_Stated task_
Omit every picture, then give all the entries again exactly.

_Data in this exercise_

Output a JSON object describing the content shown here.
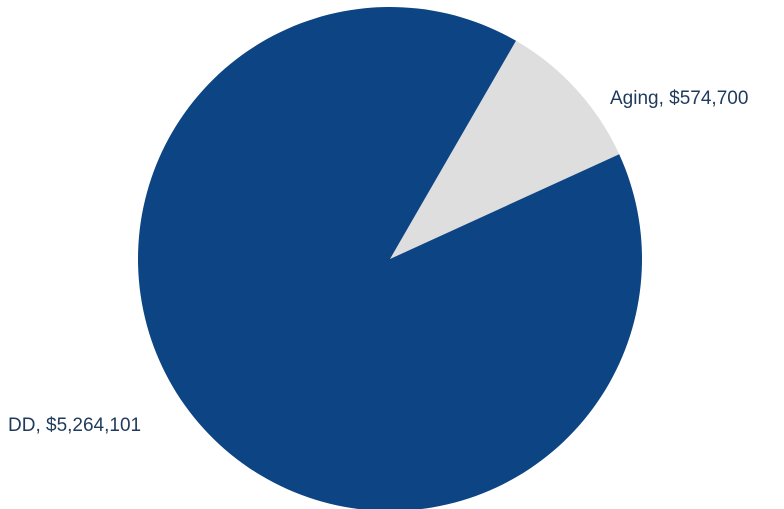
{
  "chart_data": {
    "type": "pie",
    "slices": [
      {
        "label": "Aging",
        "value": 574700,
        "display": "Aging, $574,700",
        "color": "#dedede"
      },
      {
        "label": "DD",
        "value": 5264101,
        "display": "DD, $5,264,101",
        "color": "#0d4483"
      }
    ],
    "title": "",
    "legend": "none"
  }
}
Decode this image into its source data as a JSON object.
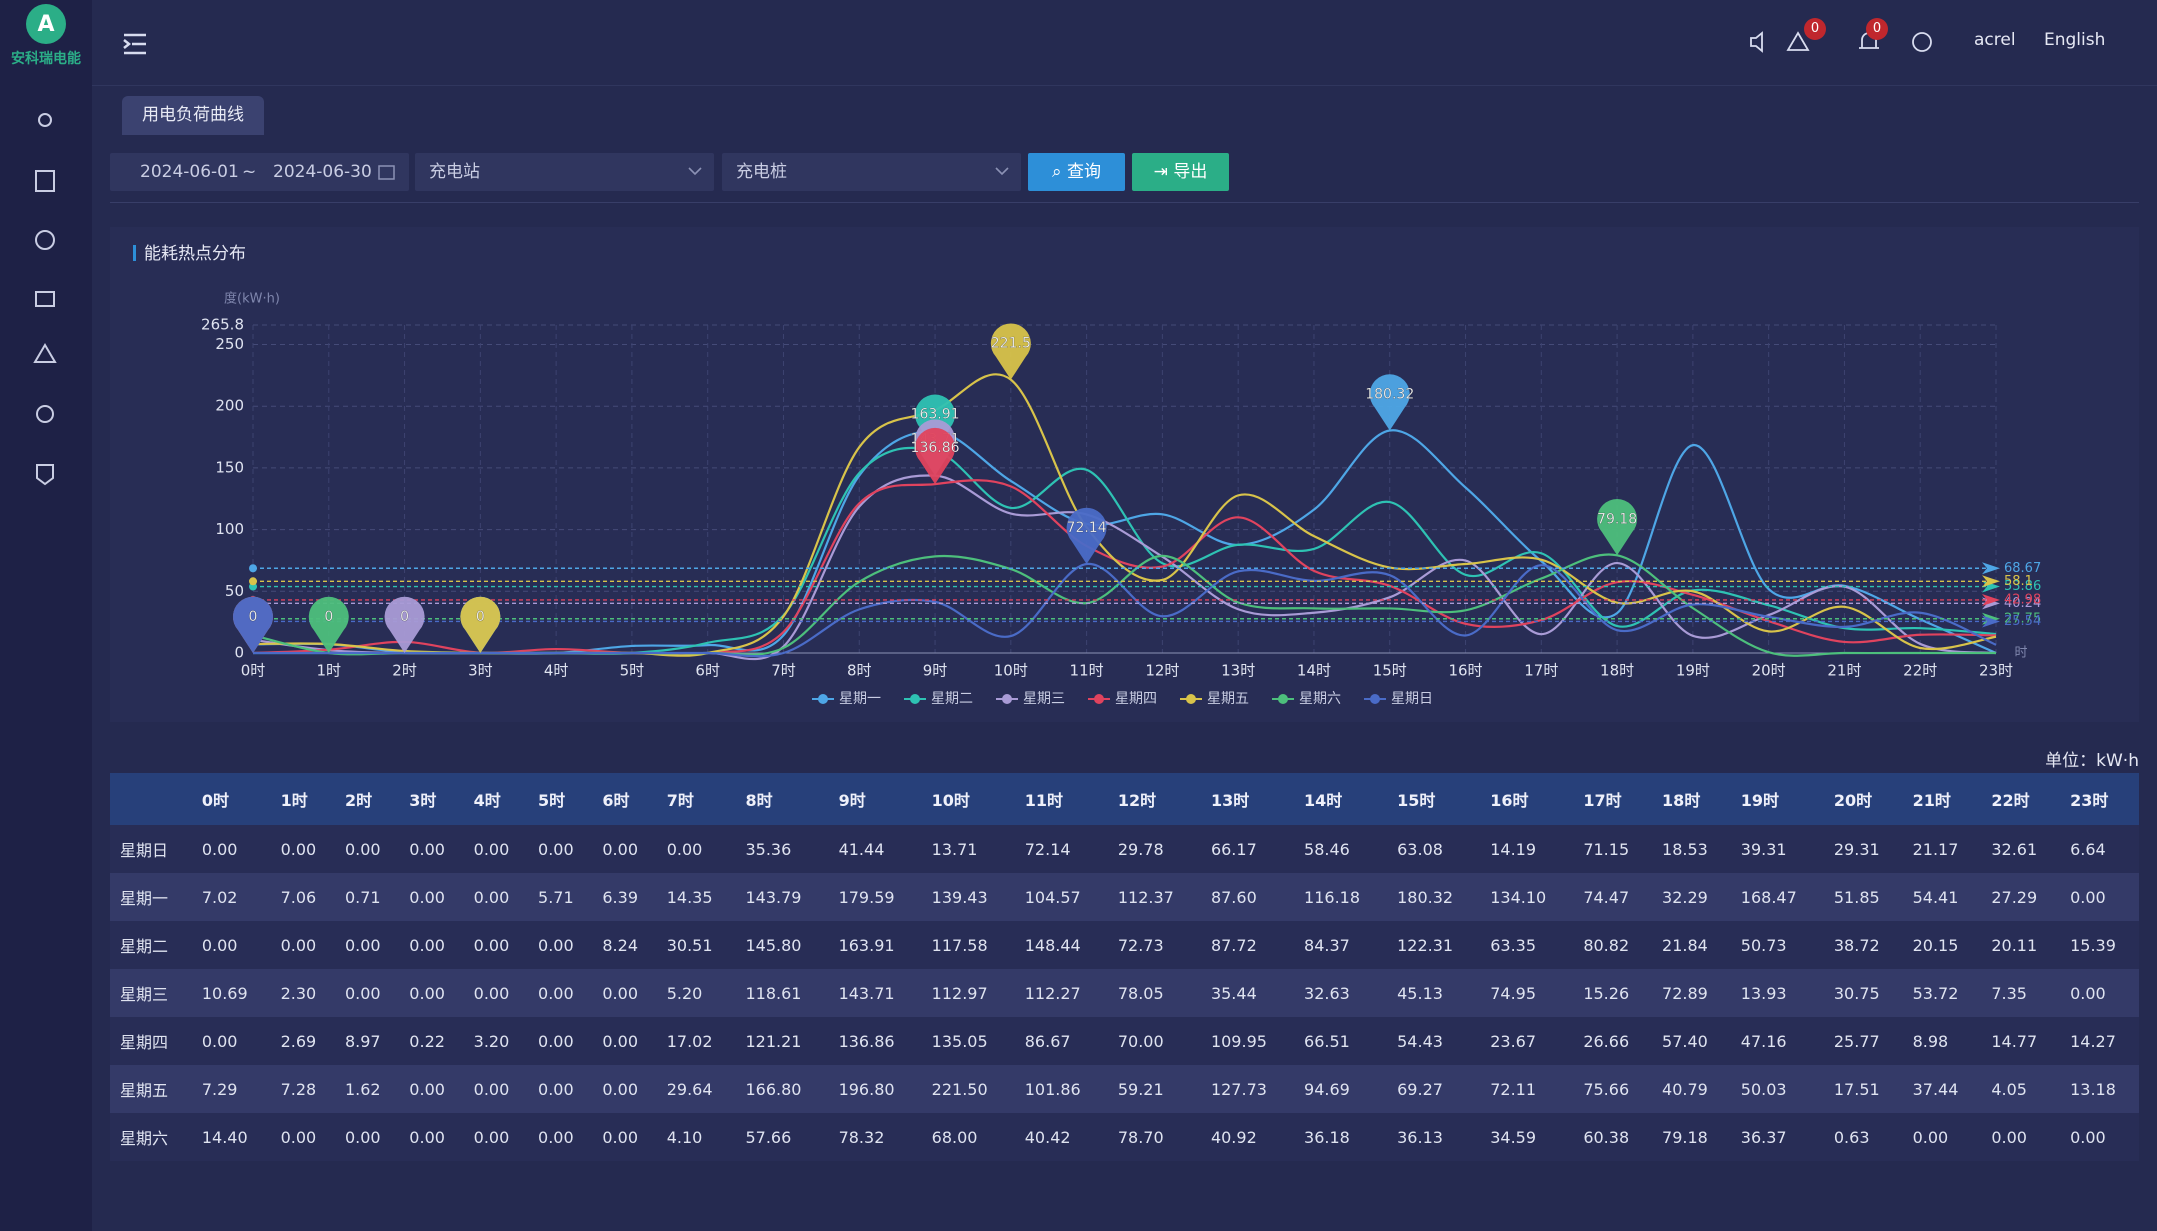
{
  "logo": {
    "text": "安科瑞电能"
  },
  "header": {
    "warning_count": "0",
    "notice_count": "0",
    "user": "acrel",
    "language": "English"
  },
  "tab": "用电负荷曲线",
  "filters": {
    "date_start": "2024-06-01",
    "date_separator": "~",
    "date_end": "2024-06-30",
    "station": "充电站",
    "pile": "充电桩",
    "query_button": "查询",
    "export_button": "导出"
  },
  "chart_data": {
    "type": "line",
    "title": "能耗热点分布",
    "y_label": "度(kW·h)",
    "x_unit": "时",
    "categories": [
      "0时",
      "1时",
      "2时",
      "3时",
      "4时",
      "5时",
      "6时",
      "7时",
      "8时",
      "9时",
      "10时",
      "11时",
      "12时",
      "13时",
      "14时",
      "15时",
      "16时",
      "17时",
      "18时",
      "19时",
      "20时",
      "21时",
      "22时",
      "23时"
    ],
    "ylim": [
      0,
      265.8
    ],
    "yticks": [
      0,
      50,
      100,
      150,
      200,
      250,
      265.8
    ],
    "grid": true,
    "legend": "bottom",
    "series": [
      {
        "name": "星期一",
        "color": "#4ea6e6",
        "average": 68.67,
        "values": [
          7.02,
          7.06,
          0.71,
          0,
          0,
          5.71,
          6.39,
          14.35,
          143.79,
          179.59,
          139.43,
          104.57,
          112.37,
          87.6,
          116.18,
          180.32,
          134.1,
          74.47,
          32.29,
          168.47,
          51.85,
          54.41,
          27.29,
          0
        ]
      },
      {
        "name": "星期二",
        "color": "#2ec2b3",
        "average": 53.86,
        "values": [
          0,
          0,
          0,
          0,
          0,
          0,
          8.24,
          30.51,
          145.8,
          163.91,
          117.58,
          148.44,
          72.73,
          87.72,
          84.37,
          122.31,
          63.35,
          80.82,
          21.84,
          50.73,
          38.72,
          20.15,
          20.11,
          15.39
        ]
      },
      {
        "name": "星期三",
        "color": "#a99bd6",
        "average": 40.24,
        "values": [
          10.69,
          2.3,
          0,
          0,
          0,
          0,
          0,
          5.2,
          118.61,
          143.71,
          112.97,
          112.27,
          78.05,
          35.44,
          32.63,
          45.13,
          74.95,
          15.26,
          72.89,
          13.93,
          30.75,
          53.72,
          7.35,
          0
        ]
      },
      {
        "name": "星期四",
        "color": "#e0435e",
        "average": 42.98,
        "values": [
          0,
          2.69,
          8.97,
          0.22,
          3.2,
          0,
          0,
          17.02,
          121.21,
          136.86,
          135.05,
          86.67,
          70,
          109.95,
          66.51,
          54.43,
          23.67,
          26.66,
          57.4,
          47.16,
          25.77,
          8.98,
          14.77,
          14.27
        ]
      },
      {
        "name": "星期五",
        "color": "#d8c34a",
        "average": 58.1,
        "values": [
          7.29,
          7.28,
          1.62,
          0,
          0,
          0,
          0,
          29.64,
          166.8,
          196.8,
          221.5,
          101.86,
          59.21,
          127.73,
          94.69,
          69.27,
          72.11,
          75.66,
          40.79,
          50.03,
          17.51,
          37.44,
          4.05,
          13.18
        ]
      },
      {
        "name": "星期六",
        "color": "#4dbf7c",
        "average": 27.75,
        "values": [
          14.4,
          0,
          0,
          0,
          0,
          0,
          0,
          4.1,
          57.66,
          78.32,
          68,
          40.42,
          78.7,
          40.92,
          36.18,
          36.13,
          34.59,
          60.38,
          79.18,
          36.37,
          0.63,
          0,
          0,
          0
        ]
      },
      {
        "name": "星期日",
        "color": "#4a6bc7",
        "average": 25.54,
        "values": [
          0,
          0,
          0,
          0,
          0,
          0,
          0,
          0,
          35.36,
          41.44,
          13.71,
          72.14,
          29.78,
          66.17,
          58.46,
          63.08,
          14.19,
          71.15,
          18.53,
          39.31,
          29.31,
          21.17,
          32.61,
          6.64
        ]
      }
    ]
  },
  "table": {
    "unit": "单位：kW·h",
    "columns": [
      "0时",
      "1时",
      "2时",
      "3时",
      "4时",
      "5时",
      "6时",
      "7时",
      "8时",
      "9时",
      "10时",
      "11时",
      "12时",
      "13时",
      "14时",
      "15时",
      "16时",
      "17时",
      "18时",
      "19时",
      "20时",
      "21时",
      "22时",
      "23时"
    ],
    "rows": [
      {
        "label": "星期日",
        "values": [
          "0.00",
          "0.00",
          "0.00",
          "0.00",
          "0.00",
          "0.00",
          "0.00",
          "0.00",
          "35.36",
          "41.44",
          "13.71",
          "72.14",
          "29.78",
          "66.17",
          "58.46",
          "63.08",
          "14.19",
          "71.15",
          "18.53",
          "39.31",
          "29.31",
          "21.17",
          "32.61",
          "6.64"
        ]
      },
      {
        "label": "星期一",
        "values": [
          "7.02",
          "7.06",
          "0.71",
          "0.00",
          "0.00",
          "5.71",
          "6.39",
          "14.35",
          "143.79",
          "179.59",
          "139.43",
          "104.57",
          "112.37",
          "87.60",
          "116.18",
          "180.32",
          "134.10",
          "74.47",
          "32.29",
          "168.47",
          "51.85",
          "54.41",
          "27.29",
          "0.00"
        ]
      },
      {
        "label": "星期二",
        "values": [
          "0.00",
          "0.00",
          "0.00",
          "0.00",
          "0.00",
          "0.00",
          "8.24",
          "30.51",
          "145.80",
          "163.91",
          "117.58",
          "148.44",
          "72.73",
          "87.72",
          "84.37",
          "122.31",
          "63.35",
          "80.82",
          "21.84",
          "50.73",
          "38.72",
          "20.15",
          "20.11",
          "15.39"
        ]
      },
      {
        "label": "星期三",
        "values": [
          "10.69",
          "2.30",
          "0.00",
          "0.00",
          "0.00",
          "0.00",
          "0.00",
          "5.20",
          "118.61",
          "143.71",
          "112.97",
          "112.27",
          "78.05",
          "35.44",
          "32.63",
          "45.13",
          "74.95",
          "15.26",
          "72.89",
          "13.93",
          "30.75",
          "53.72",
          "7.35",
          "0.00"
        ]
      },
      {
        "label": "星期四",
        "values": [
          "0.00",
          "2.69",
          "8.97",
          "0.22",
          "3.20",
          "0.00",
          "0.00",
          "17.02",
          "121.21",
          "136.86",
          "135.05",
          "86.67",
          "70.00",
          "109.95",
          "66.51",
          "54.43",
          "23.67",
          "26.66",
          "57.40",
          "47.16",
          "25.77",
          "8.98",
          "14.77",
          "14.27"
        ]
      },
      {
        "label": "星期五",
        "values": [
          "7.29",
          "7.28",
          "1.62",
          "0.00",
          "0.00",
          "0.00",
          "0.00",
          "29.64",
          "166.80",
          "196.80",
          "221.50",
          "101.86",
          "59.21",
          "127.73",
          "94.69",
          "69.27",
          "72.11",
          "75.66",
          "40.79",
          "50.03",
          "17.51",
          "37.44",
          "4.05",
          "13.18"
        ]
      },
      {
        "label": "星期六",
        "values": [
          "14.40",
          "0.00",
          "0.00",
          "0.00",
          "0.00",
          "0.00",
          "0.00",
          "4.10",
          "57.66",
          "78.32",
          "68.00",
          "40.42",
          "78.70",
          "40.92",
          "36.18",
          "36.13",
          "34.59",
          "60.38",
          "79.18",
          "36.37",
          "0.63",
          "0.00",
          "0.00",
          "0.00"
        ]
      }
    ]
  }
}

_Exercise result_
Output a JSON object describing the content shown here.
{
  "chart_data": {
    "type": "pie",
    "slices": [
      {
        "label": "Aging",
        "value": 574700,
        "display": "Aging, $574,700",
        "color": "#dedede"
      },
      {
        "label": "DD",
        "value": 5264101,
        "display": "DD, $5,264,101",
        "color": "#0d4483"
      }
    ],
    "title": "",
    "legend": "none"
  }
}
Decode this image into its source data as a JSON object.
{
  "logo": {
    "text": "安科瑞电能"
  },
  "header": {
    "warning_count": "0",
    "notice_count": "0",
    "user": "acrel",
    "language": "English"
  },
  "tab": "用电负荷曲线",
  "filters": {
    "date_start": "2024-06-01",
    "date_separator": "~",
    "date_end": "2024-06-30",
    "station": "充电站",
    "pile": "充电桩",
    "query_button": "查询",
    "export_button": "导出"
  },
  "chart_data": {
    "type": "line",
    "title": "能耗热点分布",
    "y_label": "度(kW·h)",
    "x_unit": "时",
    "categories": [
      "0时",
      "1时",
      "2时",
      "3时",
      "4时",
      "5时",
      "6时",
      "7时",
      "8时",
      "9时",
      "10时",
      "11时",
      "12时",
      "13时",
      "14时",
      "15时",
      "16时",
      "17时",
      "18时",
      "19时",
      "20时",
      "21时",
      "22时",
      "23时"
    ],
    "ylim": [
      0,
      265.8
    ],
    "yticks": [
      0,
      50,
      100,
      150,
      200,
      250,
      265.8
    ],
    "grid": true,
    "legend": "bottom",
    "series": [
      {
        "name": "星期一",
        "color": "#4ea6e6",
        "average": 68.67,
        "values": [
          7.02,
          7.06,
          0.71,
          0,
          0,
          5.71,
          6.39,
          14.35,
          143.79,
          179.59,
          139.43,
          104.57,
          112.37,
          87.6,
          116.18,
          180.32,
          134.1,
          74.47,
          32.29,
          168.47,
          51.85,
          54.41,
          27.29,
          0
        ]
      },
      {
        "name": "星期二",
        "color": "#2ec2b3",
        "average": 53.86,
        "values": [
          0,
          0,
          0,
          0,
          0,
          0,
          8.24,
          30.51,
          145.8,
          163.91,
          117.58,
          148.44,
          72.73,
          87.72,
          84.37,
          122.31,
          63.35,
          80.82,
          21.84,
          50.73,
          38.72,
          20.15,
          20.11,
          15.39
        ]
      },
      {
        "name": "星期三",
        "color": "#a99bd6",
        "average": 40.24,
        "values": [
          10.69,
          2.3,
          0,
          0,
          0,
          0,
          0,
          5.2,
          118.61,
          143.71,
          112.97,
          112.27,
          78.05,
          35.44,
          32.63,
          45.13,
          74.95,
          15.26,
          72.89,
          13.93,
          30.75,
          53.72,
          7.35,
          0
        ]
      },
      {
        "name": "星期四",
        "color": "#e0435e",
        "average": 42.98,
        "values": [
          0,
          2.69,
          8.97,
          0.22,
          3.2,
          0,
          0,
          17.02,
          121.21,
          136.86,
          135.05,
          86.67,
          70,
          109.95,
          66.51,
          54.43,
          23.67,
          26.66,
          57.4,
          47.16,
          25.77,
          8.98,
          14.77,
          14.27
        ]
      },
      {
        "name": "星期五",
        "color": "#d8c34a",
        "average": 58.1,
        "values": [
          7.29,
          7.28,
          1.62,
          0,
          0,
          0,
          0,
          29.64,
          166.8,
          196.8,
          221.5,
          101.86,
          59.21,
          127.73,
          94.69,
          69.27,
          72.11,
          75.66,
          40.79,
          50.03,
          17.51,
          37.44,
          4.05,
          13.18
        ]
      },
      {
        "name": "星期六",
        "color": "#4dbf7c",
        "average": 27.75,
        "values": [
          14.4,
          0,
          0,
          0,
          0,
          0,
          0,
          4.1,
          57.66,
          78.32,
          68,
          40.42,
          78.7,
          40.92,
          36.18,
          36.13,
          34.59,
          60.38,
          79.18,
          36.37,
          0.63,
          0,
          0,
          0
        ]
      },
      {
        "name": "星期日",
        "color": "#4a6bc7",
        "average": 25.54,
        "values": [
          0,
          0,
          0,
          0,
          0,
          0,
          0,
          0,
          35.36,
          41.44,
          13.71,
          72.14,
          29.78,
          66.17,
          58.46,
          63.08,
          14.19,
          71.15,
          18.53,
          39.31,
          29.31,
          21.17,
          32.61,
          6.64
        ]
      }
    ]
  },
  "table": {
    "unit": "单位：kW·h",
    "columns": [
      "0时",
      "1时",
      "2时",
      "3时",
      "4时",
      "5时",
      "6时",
      "7时",
      "8时",
      "9时",
      "10时",
      "11时",
      "12时",
      "13时",
      "14时",
      "15时",
      "16时",
      "17时",
      "18时",
      "19时",
      "20时",
      "21时",
      "22时",
      "23时"
    ],
    "rows": [
      {
        "label": "星期日",
        "values": [
          "0.00",
          "0.00",
          "0.00",
          "0.00",
          "0.00",
          "0.00",
          "0.00",
          "0.00",
          "35.36",
          "41.44",
          "13.71",
          "72.14",
          "29.78",
          "66.17",
          "58.46",
          "63.08",
          "14.19",
          "71.15",
          "18.53",
          "39.31",
          "29.31",
          "21.17",
          "32.61",
          "6.64"
        ]
      },
      {
        "label": "星期一",
        "values": [
          "7.02",
          "7.06",
          "0.71",
          "0.00",
          "0.00",
          "5.71",
          "6.39",
          "14.35",
          "143.79",
          "179.59",
          "139.43",
          "104.57",
          "112.37",
          "87.60",
          "116.18",
          "180.32",
          "134.10",
          "74.47",
          "32.29",
          "168.47",
          "51.85",
          "54.41",
          "27.29",
          "0.00"
        ]
      },
      {
        "label": "星期二",
        "values": [
          "0.00",
          "0.00",
          "0.00",
          "0.00",
          "0.00",
          "0.00",
          "8.24",
          "30.51",
          "145.80",
          "163.91",
          "117.58",
          "148.44",
          "72.73",
          "87.72",
          "84.37",
          "122.31",
          "63.35",
          "80.82",
          "21.84",
          "50.73",
          "38.72",
          "20.15",
          "20.11",
          "15.39"
        ]
      },
      {
        "label": "星期三",
        "values": [
          "10.69",
          "2.30",
          "0.00",
          "0.00",
          "0.00",
          "0.00",
          "0.00",
          "5.20",
          "118.61",
          "143.71",
          "112.97",
          "112.27",
          "78.05",
          "35.44",
          "32.63",
          "45.13",
          "74.95",
          "15.26",
          "72.89",
          "13.93",
          "30.75",
          "53.72",
          "7.35",
          "0.00"
        ]
      },
      {
        "label": "星期四",
        "values": [
          "0.00",
          "2.69",
          "8.97",
          "0.22",
          "3.20",
          "0.00",
          "0.00",
          "17.02",
          "121.21",
          "136.86",
          "135.05",
          "86.67",
          "70.00",
          "109.95",
          "66.51",
          "54.43",
          "23.67",
          "26.66",
          "57.40",
          "47.16",
          "25.77",
          "8.98",
          "14.77",
          "14.27"
        ]
      },
      {
        "label": "星期五",
        "values": [
          "7.29",
          "7.28",
          "1.62",
          "0.00",
          "0.00",
          "0.00",
          "0.00",
          "29.64",
          "166.80",
          "196.80",
          "221.50",
          "101.86",
          "59.21",
          "127.73",
          "94.69",
          "69.27",
          "72.11",
          "75.66",
          "40.79",
          "50.03",
          "17.51",
          "37.44",
          "4.05",
          "13.18"
        ]
      },
      {
        "label": "星期六",
        "values": [
          "14.40",
          "0.00",
          "0.00",
          "0.00",
          "0.00",
          "0.00",
          "0.00",
          "4.10",
          "57.66",
          "78.32",
          "68.00",
          "40.42",
          "78.70",
          "40.92",
          "36.18",
          "36.13",
          "34.59",
          "60.38",
          "79.18",
          "36.37",
          "0.63",
          "0.00",
          "0.00",
          "0.00"
        ]
      }
    ]
  }
}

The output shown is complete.